**What you have to do**
Please reproduce each line of the items below character for character, omitting the pictures.

(Element location listings)
_ _ _ _ _ _ _

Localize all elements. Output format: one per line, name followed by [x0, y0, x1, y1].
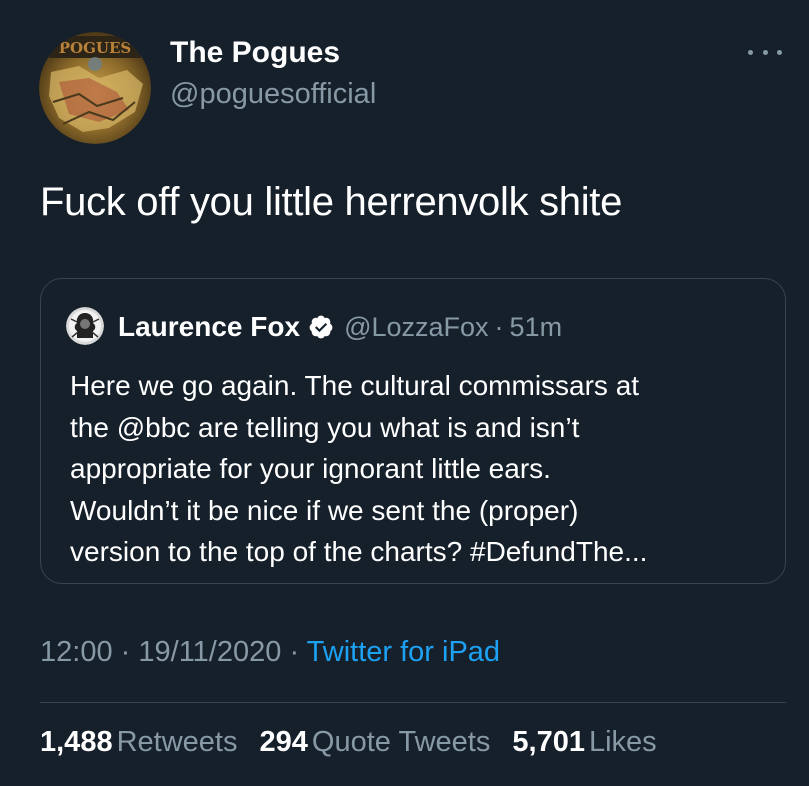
- verified-badge-icon: [309, 315, 333, 339]
- quoted-tweet-header: Laurence Fox @LozzaFox · 51m: [118, 309, 562, 345]
- tweet-time[interactable]: 12:00: [40, 636, 113, 668]
- quote-tweets-count: 294: [259, 726, 308, 758]
- meta-separator: ·: [289, 636, 300, 668]
- svg-text:POGUES: POGUES: [59, 39, 132, 57]
- quoted-author-handle[interactable]: @LozzaFox: [344, 312, 488, 343]
- quoted-tweet-card[interactable]: Laurence Fox @LozzaFox · 51m Here we go …: [40, 278, 786, 584]
- quoted-tweet-text: Here we go again. The cultural commissar…: [70, 365, 770, 573]
- likes-stat[interactable]: 5,701 Likes: [512, 726, 656, 758]
- likes-count: 5,701: [512, 726, 585, 758]
- retweets-stat[interactable]: 1,488 Retweets: [40, 726, 237, 758]
- tweet-date[interactable]: 19/11/2020: [138, 636, 281, 668]
- retweets-label: Retweets: [116, 726, 238, 758]
- author-name[interactable]: The Pogues: [170, 36, 340, 70]
- retweets-count: 1,488: [40, 726, 113, 758]
- author-handle[interactable]: @poguesofficial: [170, 78, 376, 111]
- author-avatar[interactable]: POGUES: [39, 32, 151, 144]
- tweet-meta: 12:00 · 19/11/2020 · Twitter for iPad: [40, 636, 500, 669]
- quoted-text-line: Wouldn’t it be nice if we sent the (prop…: [70, 494, 579, 526]
- quoted-text-line: appropriate for your ignorant little ear…: [70, 453, 551, 484]
- quoted-time-ago[interactable]: 51m: [510, 312, 563, 343]
- divider: [40, 702, 786, 703]
- quoted-separator: ·: [494, 311, 504, 342]
- quote-tweets-stat[interactable]: 294 Quote Tweets: [260, 726, 491, 758]
- meta-separator: ·: [120, 636, 131, 668]
- tweet-source-link[interactable]: Twitter for iPad: [307, 636, 500, 668]
- tweet-text: Fuck off you little herrenvolk shite: [40, 180, 623, 224]
- quoted-text-line: version to the top of the charts? #Defun…: [70, 536, 648, 567]
- likes-label: Likes: [588, 726, 657, 758]
- quote-tweets-label: Quote Tweets: [311, 726, 491, 758]
- quoted-author-name[interactable]: Laurence Fox: [118, 311, 300, 343]
- quoted-text-line: Here we go again. The cultural commissar…: [70, 370, 640, 401]
- quoted-text-line: the @bbc are telling you what is and isn…: [70, 411, 580, 443]
- tweet-stats: 1,488 Retweets 294 Quote Tweets 5,701 Likes: [40, 726, 671, 759]
- quoted-author-avatar[interactable]: [66, 307, 104, 345]
- more-horizontal-icon[interactable]: [748, 40, 782, 64]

_ _ _ _ _ _ _

**Solution**
Localize all elements. Output format: one per line, name followed by [x0, y0, x1, y1].
- verified-badge-icon: [309, 315, 333, 339]
- quoted-tweet-header: Laurence Fox @LozzaFox · 51m: [118, 309, 562, 345]
- tweet-time[interactable]: 12:00: [40, 636, 113, 668]
- quote-tweets-count: 294: [259, 726, 308, 758]
- meta-separator: ·: [289, 636, 300, 668]
- svg-text:POGUES: POGUES: [59, 39, 132, 57]
- quoted-author-handle[interactable]: @LozzaFox: [344, 312, 488, 343]
- quoted-tweet-card[interactable]: Laurence Fox @LozzaFox · 51m Here we go …: [40, 278, 786, 584]
- quoted-tweet-text: Here we go again. The cultural commissar…: [70, 365, 770, 573]
- likes-stat[interactable]: 5,701 Likes: [512, 726, 656, 758]
- likes-count: 5,701: [512, 726, 585, 758]
- retweets-stat[interactable]: 1,488 Retweets: [40, 726, 237, 758]
- tweet-date[interactable]: 19/11/2020: [138, 636, 281, 668]
- retweets-label: Retweets: [116, 726, 238, 758]
- author-name[interactable]: The Pogues: [170, 36, 340, 70]
- retweets-count: 1,488: [40, 726, 113, 758]
- author-handle[interactable]: @poguesofficial: [170, 78, 376, 111]
- author-avatar[interactable]: POGUES: [39, 32, 151, 144]
- tweet-meta: 12:00 · 19/11/2020 · Twitter for iPad: [40, 636, 500, 669]
- quoted-text-line: Wouldn’t it be nice if we sent the (prop…: [70, 494, 579, 526]
- quoted-text-line: appropriate for your ignorant little ear…: [70, 453, 551, 484]
- quoted-time-ago[interactable]: 51m: [510, 312, 563, 343]
- divider: [40, 702, 786, 703]
- quoted-separator: ·: [494, 311, 504, 342]
- quote-tweets-stat[interactable]: 294 Quote Tweets: [260, 726, 491, 758]
- meta-separator: ·: [120, 636, 131, 668]
- tweet-source-link[interactable]: Twitter for iPad: [307, 636, 500, 668]
- tweet-text: Fuck off you little herrenvolk shite: [40, 180, 623, 224]
- quoted-text-line: version to the top of the charts? #Defun…: [70, 536, 648, 567]
- likes-label: Likes: [588, 726, 657, 758]
- quote-tweets-label: Quote Tweets: [311, 726, 491, 758]
- quoted-author-name[interactable]: Laurence Fox: [118, 311, 300, 343]
- quoted-text-line: Here we go again. The cultural commissar…: [70, 370, 640, 401]
- quoted-text-line: the @bbc are telling you what is and isn…: [70, 411, 580, 443]
- tweet-stats: 1,488 Retweets 294 Quote Tweets 5,701 Likes: [40, 726, 671, 759]
- quoted-author-avatar[interactable]: [66, 307, 104, 345]
- more-horizontal-icon[interactable]: [748, 40, 782, 64]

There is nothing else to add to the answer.